- **Task statement**: Return all the data below as it stands, minus the pictures.

- **Supplied material**:

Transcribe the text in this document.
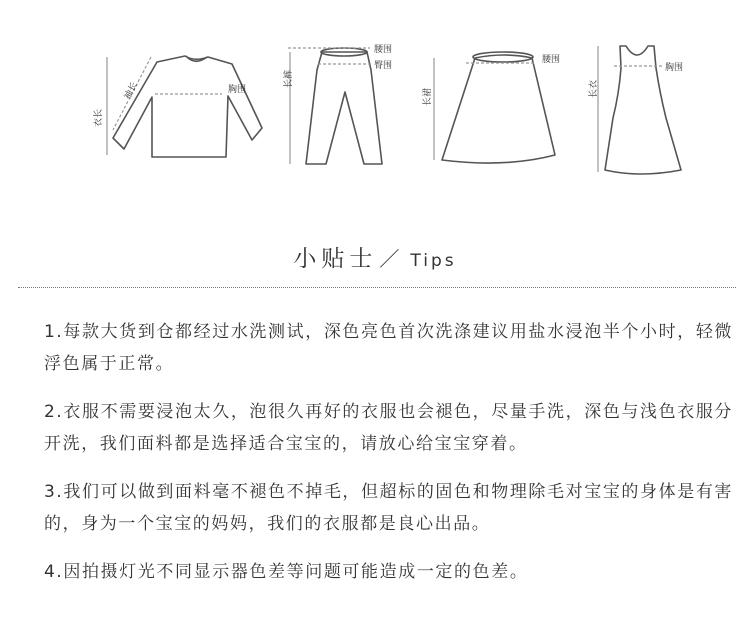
衣长
袖长	胸围
腰围
臀围
长裤
腰围
长裙
胸围
长衣
小贴士 ／ Tips
1.每款大货到仓都经过水洗测试，深色亮色首次洗涤建议用盐水浸泡半个小时，轻微浮色属于正常。
2.衣服不需要浸泡太久，泡很久再好的衣服也会褪色，尽量手洗，深色与浅色衣服分开洗，我们面料都是选择适合宝宝的，请放心给宝宝穿着。
3.我们可以做到面料毫不褪色不掉毛，但超标的固色和物理除毛对宝宝的身体是有害的，身为一个宝宝的妈妈，我们的衣服都是良心出品。
4.因拍摄灯光不同显示器色差等问题可能造成一定的色差。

- **Response to the exercise**:
Transcribe the text in this document.
衣长
袖长	胸围
腰围
臀围
长裤
腰围
长裙
胸围
长衣
小贴士 ／ Tips
1.每款大货到仓都经过水洗测试，深色亮色首次洗涤建议用盐水浸泡半个小时，轻微浮色属于正常。
2.衣服不需要浸泡太久，泡很久再好的衣服也会褪色，尽量手洗，深色与浅色衣服分开洗，我们面料都是选择适合宝宝的，请放心给宝宝穿着。
3.我们可以做到面料毫不褪色不掉毛，但超标的固色和物理除毛对宝宝的身体是有害的，身为一个宝宝的妈妈，我们的衣服都是良心出品。
4.因拍摄灯光不同显示器色差等问题可能造成一定的色差。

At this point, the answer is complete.